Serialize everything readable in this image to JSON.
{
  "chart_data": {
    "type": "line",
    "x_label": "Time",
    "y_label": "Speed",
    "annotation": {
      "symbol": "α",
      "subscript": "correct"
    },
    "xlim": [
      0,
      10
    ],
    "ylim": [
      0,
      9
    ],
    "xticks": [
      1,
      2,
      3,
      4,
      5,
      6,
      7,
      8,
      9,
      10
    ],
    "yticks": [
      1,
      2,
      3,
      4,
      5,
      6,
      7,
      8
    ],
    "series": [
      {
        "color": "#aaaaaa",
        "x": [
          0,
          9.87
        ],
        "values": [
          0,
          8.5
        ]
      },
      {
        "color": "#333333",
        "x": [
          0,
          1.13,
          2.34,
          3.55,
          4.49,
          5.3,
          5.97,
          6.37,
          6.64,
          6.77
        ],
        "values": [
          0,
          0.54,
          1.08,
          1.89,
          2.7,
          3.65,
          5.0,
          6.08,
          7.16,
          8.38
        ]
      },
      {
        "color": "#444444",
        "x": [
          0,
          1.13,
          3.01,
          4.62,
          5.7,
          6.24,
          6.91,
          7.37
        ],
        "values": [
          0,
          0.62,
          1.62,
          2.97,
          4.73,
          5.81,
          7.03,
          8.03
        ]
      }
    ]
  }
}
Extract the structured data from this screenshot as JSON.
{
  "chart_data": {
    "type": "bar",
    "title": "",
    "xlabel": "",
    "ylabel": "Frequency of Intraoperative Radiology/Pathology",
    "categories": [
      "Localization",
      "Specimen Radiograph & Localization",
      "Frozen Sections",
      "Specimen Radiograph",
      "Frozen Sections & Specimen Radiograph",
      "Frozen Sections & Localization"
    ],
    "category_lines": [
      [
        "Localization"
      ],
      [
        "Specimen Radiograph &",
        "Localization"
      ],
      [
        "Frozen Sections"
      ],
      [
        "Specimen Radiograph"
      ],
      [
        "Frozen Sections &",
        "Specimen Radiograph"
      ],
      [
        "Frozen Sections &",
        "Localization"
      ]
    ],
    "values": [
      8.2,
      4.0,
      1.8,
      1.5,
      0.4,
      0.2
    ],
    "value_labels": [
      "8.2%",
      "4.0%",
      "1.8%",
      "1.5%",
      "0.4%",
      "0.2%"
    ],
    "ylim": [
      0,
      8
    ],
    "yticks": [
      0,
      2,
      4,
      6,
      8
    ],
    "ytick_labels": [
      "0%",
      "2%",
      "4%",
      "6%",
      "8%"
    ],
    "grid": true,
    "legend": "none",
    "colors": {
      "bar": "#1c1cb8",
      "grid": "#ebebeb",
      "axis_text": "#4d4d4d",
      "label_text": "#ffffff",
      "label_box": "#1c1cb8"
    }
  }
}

##############################

## Exercise
Exact copies of all the records are required.

## Task result
Serialize everything readable in this image to JSON.
{
  "chart_data": {
    "type": "line",
    "x_label": "Time",
    "y_label": "Speed",
    "annotation": {
      "symbol": "α",
      "subscript": "correct"
    },
    "xlim": [
      0,
      10
    ],
    "ylim": [
      0,
      9
    ],
    "xticks": [
      1,
      2,
      3,
      4,
      5,
      6,
      7,
      8,
      9,
      10
    ],
    "yticks": [
      1,
      2,
      3,
      4,
      5,
      6,
      7,
      8
    ],
    "series": [
      {
        "color": "#aaaaaa",
        "x": [
          0,
          9.87
        ],
        "values": [
          0,
          8.5
        ]
      },
      {
        "color": "#333333",
        "x": [
          0,
          1.13,
          2.34,
          3.55,
          4.49,
          5.3,
          5.97,
          6.37,
          6.64,
          6.77
        ],
        "values": [
          0,
          0.54,
          1.08,
          1.89,
          2.7,
          3.65,
          5.0,
          6.08,
          7.16,
          8.38
        ]
      },
      {
        "color": "#444444",
        "x": [
          0,
          1.13,
          3.01,
          4.62,
          5.7,
          6.24,
          6.91,
          7.37
        ],
        "values": [
          0,
          0.62,
          1.62,
          2.97,
          4.73,
          5.81,
          7.03,
          8.03
        ]
      }
    ]
  }
}
Extract the structured data from this screenshot as JSON.
{
  "chart_data": {
    "type": "bar",
    "title": "",
    "xlabel": "",
    "ylabel": "Frequency of Intraoperative Radiology/Pathology",
    "categories": [
      "Localization",
      "Specimen Radiograph & Localization",
      "Frozen Sections",
      "Specimen Radiograph",
      "Frozen Sections & Specimen Radiograph",
      "Frozen Sections & Localization"
    ],
    "category_lines": [
      [
        "Localization"
      ],
      [
        "Specimen Radiograph &",
        "Localization"
      ],
      [
        "Frozen Sections"
      ],
      [
        "Specimen Radiograph"
      ],
      [
        "Frozen Sections &",
        "Specimen Radiograph"
      ],
      [
        "Frozen Sections &",
        "Localization"
      ]
    ],
    "values": [
      8.2,
      4.0,
      1.8,
      1.5,
      0.4,
      0.2
    ],
    "value_labels": [
      "8.2%",
      "4.0%",
      "1.8%",
      "1.5%",
      "0.4%",
      "0.2%"
    ],
    "ylim": [
      0,
      8
    ],
    "yticks": [
      0,
      2,
      4,
      6,
      8
    ],
    "ytick_labels": [
      "0%",
      "2%",
      "4%",
      "6%",
      "8%"
    ],
    "grid": true,
    "legend": "none",
    "colors": {
      "bar": "#1c1cb8",
      "grid": "#ebebeb",
      "axis_text": "#4d4d4d",
      "label_text": "#ffffff",
      "label_box": "#1c1cb8"
    }
  }
}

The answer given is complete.